### WRITTEN TASK
Present each line of the entries below that holds the word "axis".

----

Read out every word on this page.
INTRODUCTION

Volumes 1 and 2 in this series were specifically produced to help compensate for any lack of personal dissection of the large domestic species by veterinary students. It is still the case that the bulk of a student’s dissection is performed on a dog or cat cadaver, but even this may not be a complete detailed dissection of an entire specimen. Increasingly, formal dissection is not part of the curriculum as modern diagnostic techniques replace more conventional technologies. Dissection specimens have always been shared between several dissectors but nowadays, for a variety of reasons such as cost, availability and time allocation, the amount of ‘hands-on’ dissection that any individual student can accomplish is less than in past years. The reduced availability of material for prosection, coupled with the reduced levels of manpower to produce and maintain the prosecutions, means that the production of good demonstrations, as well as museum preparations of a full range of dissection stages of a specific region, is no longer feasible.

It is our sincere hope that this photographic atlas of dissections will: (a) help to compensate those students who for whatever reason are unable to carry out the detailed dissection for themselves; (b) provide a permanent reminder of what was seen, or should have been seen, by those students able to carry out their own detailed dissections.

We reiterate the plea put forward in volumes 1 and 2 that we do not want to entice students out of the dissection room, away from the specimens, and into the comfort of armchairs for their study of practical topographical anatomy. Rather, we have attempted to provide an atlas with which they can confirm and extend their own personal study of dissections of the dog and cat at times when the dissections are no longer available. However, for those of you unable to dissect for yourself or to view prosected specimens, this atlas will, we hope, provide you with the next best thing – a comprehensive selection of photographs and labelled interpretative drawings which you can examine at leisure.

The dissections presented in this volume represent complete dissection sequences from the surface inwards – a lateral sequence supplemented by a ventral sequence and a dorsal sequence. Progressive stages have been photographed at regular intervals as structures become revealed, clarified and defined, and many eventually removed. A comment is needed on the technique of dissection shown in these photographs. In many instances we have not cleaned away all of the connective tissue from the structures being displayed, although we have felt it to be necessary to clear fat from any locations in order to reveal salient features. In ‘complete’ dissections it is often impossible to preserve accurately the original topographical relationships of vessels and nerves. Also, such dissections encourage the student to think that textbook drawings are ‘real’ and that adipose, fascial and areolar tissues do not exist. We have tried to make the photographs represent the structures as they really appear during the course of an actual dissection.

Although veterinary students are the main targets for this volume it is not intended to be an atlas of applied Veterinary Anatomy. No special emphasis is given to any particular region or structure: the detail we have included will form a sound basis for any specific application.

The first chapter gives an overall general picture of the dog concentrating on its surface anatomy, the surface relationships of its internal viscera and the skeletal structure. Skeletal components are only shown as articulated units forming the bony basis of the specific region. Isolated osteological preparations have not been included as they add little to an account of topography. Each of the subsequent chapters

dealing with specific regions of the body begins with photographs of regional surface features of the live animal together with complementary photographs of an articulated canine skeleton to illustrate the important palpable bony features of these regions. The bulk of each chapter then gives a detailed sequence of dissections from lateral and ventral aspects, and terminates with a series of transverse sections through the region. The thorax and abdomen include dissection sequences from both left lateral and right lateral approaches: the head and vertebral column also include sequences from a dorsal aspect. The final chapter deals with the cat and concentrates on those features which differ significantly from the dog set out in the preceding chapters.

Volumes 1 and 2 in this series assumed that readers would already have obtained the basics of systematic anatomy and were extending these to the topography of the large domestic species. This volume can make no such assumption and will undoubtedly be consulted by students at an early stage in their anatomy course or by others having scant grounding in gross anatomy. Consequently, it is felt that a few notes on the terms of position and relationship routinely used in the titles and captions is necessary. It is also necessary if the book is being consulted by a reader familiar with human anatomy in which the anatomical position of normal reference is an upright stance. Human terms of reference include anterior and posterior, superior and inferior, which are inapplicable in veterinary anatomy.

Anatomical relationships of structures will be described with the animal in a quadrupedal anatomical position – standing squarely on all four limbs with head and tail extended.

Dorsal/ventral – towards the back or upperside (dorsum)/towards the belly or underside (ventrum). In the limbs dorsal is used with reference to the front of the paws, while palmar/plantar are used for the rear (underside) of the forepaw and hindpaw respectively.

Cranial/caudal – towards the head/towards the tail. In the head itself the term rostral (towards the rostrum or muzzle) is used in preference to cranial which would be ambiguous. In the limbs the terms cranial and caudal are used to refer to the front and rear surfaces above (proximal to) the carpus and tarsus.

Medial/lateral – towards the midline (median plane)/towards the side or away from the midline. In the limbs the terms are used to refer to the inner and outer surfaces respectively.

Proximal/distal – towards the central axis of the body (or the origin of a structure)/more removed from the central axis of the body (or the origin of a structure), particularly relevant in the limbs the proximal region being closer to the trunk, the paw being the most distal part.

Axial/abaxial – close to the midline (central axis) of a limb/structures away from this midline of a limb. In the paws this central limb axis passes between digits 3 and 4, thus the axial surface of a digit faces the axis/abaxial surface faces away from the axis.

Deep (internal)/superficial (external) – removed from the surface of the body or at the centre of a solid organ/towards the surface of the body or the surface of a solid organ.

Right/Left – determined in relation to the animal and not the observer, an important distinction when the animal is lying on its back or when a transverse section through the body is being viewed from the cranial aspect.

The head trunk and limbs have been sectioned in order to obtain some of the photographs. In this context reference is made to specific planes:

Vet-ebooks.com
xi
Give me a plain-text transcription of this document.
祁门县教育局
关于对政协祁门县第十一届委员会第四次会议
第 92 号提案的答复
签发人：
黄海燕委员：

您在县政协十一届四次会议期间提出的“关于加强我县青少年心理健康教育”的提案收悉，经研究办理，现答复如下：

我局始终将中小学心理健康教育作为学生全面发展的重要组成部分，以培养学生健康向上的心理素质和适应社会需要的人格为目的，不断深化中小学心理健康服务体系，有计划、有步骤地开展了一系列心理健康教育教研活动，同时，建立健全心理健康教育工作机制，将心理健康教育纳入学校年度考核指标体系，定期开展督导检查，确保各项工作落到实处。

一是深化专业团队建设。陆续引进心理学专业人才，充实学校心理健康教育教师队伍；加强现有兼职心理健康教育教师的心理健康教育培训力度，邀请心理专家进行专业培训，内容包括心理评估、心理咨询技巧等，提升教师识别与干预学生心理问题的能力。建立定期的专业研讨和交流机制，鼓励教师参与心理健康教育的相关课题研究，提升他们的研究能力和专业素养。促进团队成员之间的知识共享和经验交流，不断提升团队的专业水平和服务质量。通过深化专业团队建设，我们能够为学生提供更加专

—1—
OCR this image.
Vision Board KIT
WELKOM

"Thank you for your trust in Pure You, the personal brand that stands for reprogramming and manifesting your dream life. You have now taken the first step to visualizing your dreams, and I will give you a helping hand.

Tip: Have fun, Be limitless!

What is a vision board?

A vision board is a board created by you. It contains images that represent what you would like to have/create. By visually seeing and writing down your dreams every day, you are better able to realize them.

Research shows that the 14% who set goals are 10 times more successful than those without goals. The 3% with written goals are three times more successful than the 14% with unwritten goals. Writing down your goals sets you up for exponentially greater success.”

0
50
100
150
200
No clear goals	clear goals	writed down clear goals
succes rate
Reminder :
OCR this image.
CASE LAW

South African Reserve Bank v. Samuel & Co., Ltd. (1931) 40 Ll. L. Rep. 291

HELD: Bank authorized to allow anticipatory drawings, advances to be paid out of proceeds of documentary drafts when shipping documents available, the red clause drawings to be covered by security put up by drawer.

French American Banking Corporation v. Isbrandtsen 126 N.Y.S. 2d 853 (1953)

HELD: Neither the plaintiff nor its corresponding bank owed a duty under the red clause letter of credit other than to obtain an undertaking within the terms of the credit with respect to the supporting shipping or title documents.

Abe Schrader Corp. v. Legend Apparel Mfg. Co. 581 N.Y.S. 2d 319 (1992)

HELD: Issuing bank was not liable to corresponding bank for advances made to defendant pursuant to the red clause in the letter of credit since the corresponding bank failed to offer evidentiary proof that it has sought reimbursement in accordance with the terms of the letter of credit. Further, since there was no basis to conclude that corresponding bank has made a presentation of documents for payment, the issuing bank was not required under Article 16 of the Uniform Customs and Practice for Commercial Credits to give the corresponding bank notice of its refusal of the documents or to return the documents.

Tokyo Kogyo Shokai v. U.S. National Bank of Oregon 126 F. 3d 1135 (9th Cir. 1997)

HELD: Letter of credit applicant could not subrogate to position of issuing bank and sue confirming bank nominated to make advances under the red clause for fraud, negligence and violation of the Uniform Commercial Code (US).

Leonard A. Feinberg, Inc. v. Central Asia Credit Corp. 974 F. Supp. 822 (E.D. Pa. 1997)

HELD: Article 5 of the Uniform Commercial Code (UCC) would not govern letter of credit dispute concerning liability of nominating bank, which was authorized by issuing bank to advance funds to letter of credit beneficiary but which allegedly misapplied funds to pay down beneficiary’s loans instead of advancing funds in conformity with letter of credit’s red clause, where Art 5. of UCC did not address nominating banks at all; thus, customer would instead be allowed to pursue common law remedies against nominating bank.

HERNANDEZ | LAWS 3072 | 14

----

### REPLY
Proximal/distal – towards the central axis of the body (or the origin of a structure)/more removed from the central axis of the body (or the origin of a structure), particularly relevant in the limbs the proximal region being closer to the trunk, the paw being the most distal part.
Axial/abaxial – close to the midline (central axis) of a limb/structures away from this midline of a limb. In the paws this central limb axis passes between digits 3 and 4, thus the axial surface of a digit faces the axis/abaxial surface faces away from the axis.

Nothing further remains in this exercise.